Write out all the entries word for word and omit any pictures.
++++
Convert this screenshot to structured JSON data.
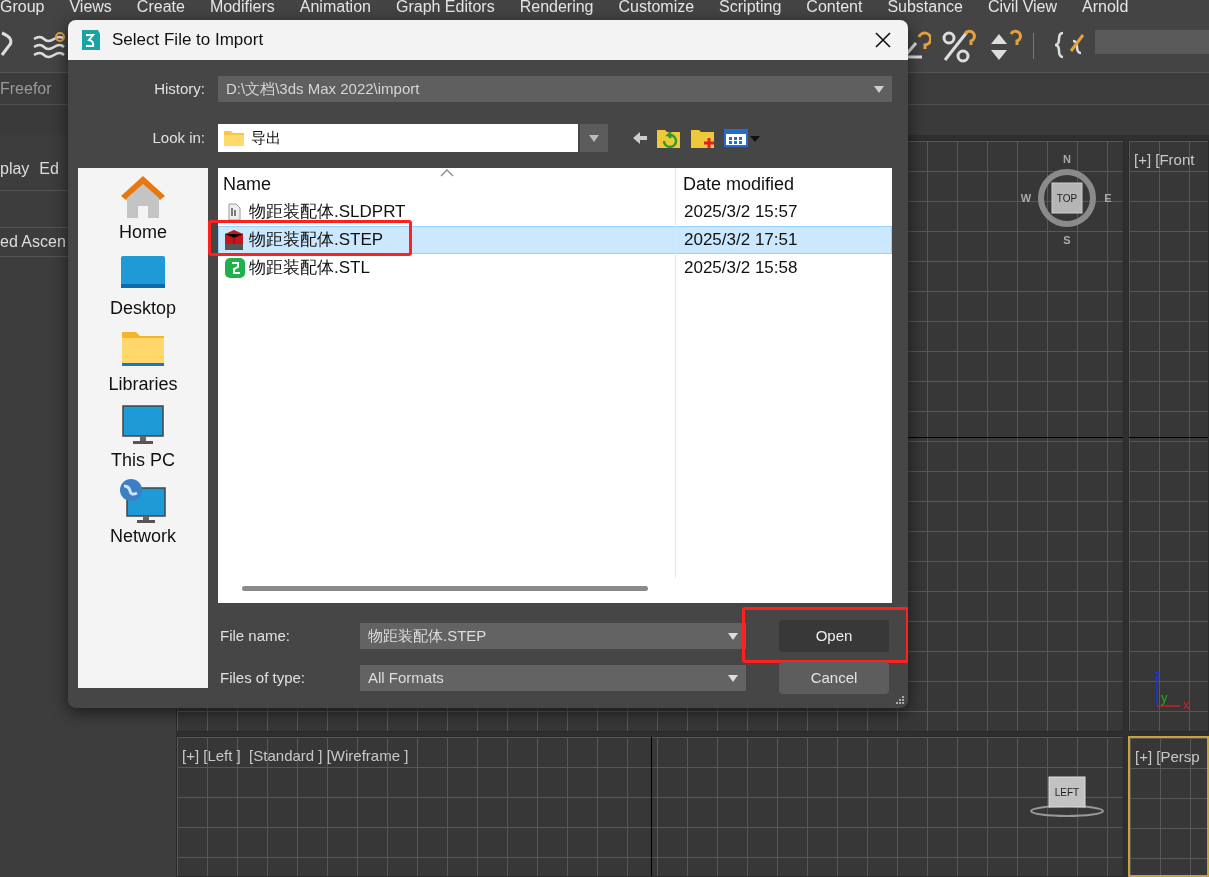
{
  "menu_bar": [
    {
      "label": "Group"
    },
    {
      "label": "Views"
    },
    {
      "label": "Create"
    },
    {
      "label": "Modifiers"
    },
    {
      "label": "Animation"
    },
    {
      "label": "Graph Editors"
    },
    {
      "label": "Rendering"
    },
    {
      "label": "Customize"
    },
    {
      "label": "Scripting"
    },
    {
      "label": "Content"
    },
    {
      "label": "Substance"
    },
    {
      "label": "Civil View"
    },
    {
      "label": "Arnold"
    }
  ],
  "ribbon_tab": "Freefor",
  "command_panel": {
    "tabs": [
      "play",
      "Ed"
    ],
    "item": "ed Ascen"
  },
  "viewports": [
    {
      "kind": "top",
      "active": false,
      "compass": [
        "N",
        "E",
        "S",
        "W"
      ],
      "cube_face": "TOP"
    },
    {
      "kind": "front",
      "label": "[+] [Front",
      "active": false,
      "axes": [
        "z",
        "y",
        "x"
      ]
    },
    {
      "kind": "left",
      "label": "[+] [Left ]  [Standard ] [Wireframe ]",
      "active": false,
      "cube_face": "LEFT"
    },
    {
      "kind": "perspective",
      "label": "[+] [Persp",
      "active": true
    }
  ],
  "dialog": {
    "title": "Select File to Import",
    "history_label": "History:",
    "history": "D:\\文档\\3ds Max 2022\\import",
    "look_in_label": "Look in:",
    "look_in": "导出",
    "places": [
      {
        "label": "Home",
        "kind": "home"
      },
      {
        "label": "Desktop",
        "kind": "desktop"
      },
      {
        "label": "Libraries",
        "kind": "libraries"
      },
      {
        "label": "This PC",
        "kind": "pc"
      },
      {
        "label": "Network",
        "kind": "network"
      }
    ],
    "columns": [
      "Name",
      "Date modified"
    ],
    "files": [
      {
        "name": "物距装配体.SLDPRT",
        "date": "2025/3/2 15:57",
        "kind": "part",
        "selected": false,
        "highlighted": false
      },
      {
        "name": "物距装配体.STEP",
        "date": "2025/3/2 17:51",
        "kind": "step",
        "selected": true,
        "highlighted": true
      },
      {
        "name": "物距装配体.STL",
        "date": "2025/3/2 15:58",
        "kind": "stl",
        "selected": false,
        "highlighted": false
      }
    ],
    "file_name_label": "File name:",
    "file_name": "物距装配体.STEP",
    "file_type_label": "Files of type:",
    "file_type": "All Formats",
    "buttons": [
      {
        "label": "Open",
        "kind": "primary",
        "highlighted": true
      },
      {
        "label": "Cancel",
        "kind": "secondary",
        "highlighted": false
      }
    ]
  }
}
++++
## [Written answer]
Convert this screenshot to structured JSON data.
{
  "menu_bar": [
    {
      "label": "Group"
    },
    {
      "label": "Views"
    },
    {
      "label": "Create"
    },
    {
      "label": "Modifiers"
    },
    {
      "label": "Animation"
    },
    {
      "label": "Graph Editors"
    },
    {
      "label": "Rendering"
    },
    {
      "label": "Customize"
    },
    {
      "label": "Scripting"
    },
    {
      "label": "Content"
    },
    {
      "label": "Substance"
    },
    {
      "label": "Civil View"
    },
    {
      "label": "Arnold"
    }
  ],
  "ribbon_tab": "Freefor",
  "command_panel": {
    "tabs": [
      "play",
      "Ed"
    ],
    "item": "ed Ascen"
  },
  "viewports": [
    {
      "kind": "top",
      "active": false,
      "compass": [
        "N",
        "E",
        "S",
        "W"
      ],
      "cube_face": "TOP"
    },
    {
      "kind": "front",
      "label": "[+] [Front",
      "active": false,
      "axes": [
        "z",
        "y",
        "x"
      ]
    },
    {
      "kind": "left",
      "label": "[+] [Left ]  [Standard ] [Wireframe ]",
      "active": false,
      "cube_face": "LEFT"
    },
    {
      "kind": "perspective",
      "label": "[+] [Persp",
      "active": true
    }
  ],
  "dialog": {
    "title": "Select File to Import",
    "history_label": "History:",
    "history": "D:\\文档\\3ds Max 2022\\import",
    "look_in_label": "Look in:",
    "look_in": "导出",
    "places": [
      {
        "label": "Home",
        "kind": "home"
      },
      {
        "label": "Desktop",
        "kind": "desktop"
      },
      {
        "label": "Libraries",
        "kind": "libraries"
      },
      {
        "label": "This PC",
        "kind": "pc"
      },
      {
        "label": "Network",
        "kind": "network"
      }
    ],
    "columns": [
      "Name",
      "Date modified"
    ],
    "files": [
      {
        "name": "物距装配体.SLDPRT",
        "date": "2025/3/2 15:57",
        "kind": "part",
        "selected": false,
        "highlighted": false
      },
      {
        "name": "物距装配体.STEP",
        "date": "2025/3/2 17:51",
        "kind": "step",
        "selected": true,
        "highlighted": true
      },
      {
        "name": "物距装配体.STL",
        "date": "2025/3/2 15:58",
        "kind": "stl",
        "selected": false,
        "highlighted": false
      }
    ],
    "file_name_label": "File name:",
    "file_name": "物距装配体.STEP",
    "file_type_label": "Files of type:",
    "file_type": "All Formats",
    "buttons": [
      {
        "label": "Open",
        "kind": "primary",
        "highlighted": true
      },
      {
        "label": "Cancel",
        "kind": "secondary",
        "highlighted": false
      }
    ]
  }
}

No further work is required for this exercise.